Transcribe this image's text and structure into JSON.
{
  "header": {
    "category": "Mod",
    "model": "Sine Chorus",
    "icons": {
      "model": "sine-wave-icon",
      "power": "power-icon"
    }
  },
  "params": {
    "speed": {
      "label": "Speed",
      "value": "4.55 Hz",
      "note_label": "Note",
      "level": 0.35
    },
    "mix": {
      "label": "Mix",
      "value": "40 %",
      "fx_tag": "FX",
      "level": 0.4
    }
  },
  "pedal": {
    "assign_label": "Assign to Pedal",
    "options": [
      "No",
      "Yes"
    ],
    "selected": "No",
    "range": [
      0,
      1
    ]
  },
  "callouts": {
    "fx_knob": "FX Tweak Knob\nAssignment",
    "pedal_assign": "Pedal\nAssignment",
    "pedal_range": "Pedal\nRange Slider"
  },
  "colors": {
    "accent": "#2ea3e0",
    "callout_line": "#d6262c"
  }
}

— Given problem —
Return every entry exactly as given.

— Task solution —
Transcribe this image's text and structure into JSON.
{
  "header": {
    "category": "Mod",
    "model": "Sine Chorus",
    "icons": {
      "model": "sine-wave-icon",
      "power": "power-icon"
    }
  },
  "params": {
    "speed": {
      "label": "Speed",
      "value": "4.55 Hz",
      "note_label": "Note",
      "level": 0.35
    },
    "mix": {
      "label": "Mix",
      "value": "40 %",
      "fx_tag": "FX",
      "level": 0.4
    }
  },
  "pedal": {
    "assign_label": "Assign to Pedal",
    "options": [
      "No",
      "Yes"
    ],
    "selected": "No",
    "range": [
      0,
      1
    ]
  },
  "callouts": {
    "fx_knob": "FX Tweak Knob\nAssignment",
    "pedal_assign": "Pedal\nAssignment",
    "pedal_range": "Pedal\nRange Slider"
  },
  "colors": {
    "accent": "#2ea3e0",
    "callout_line": "#d6262c"
  }
}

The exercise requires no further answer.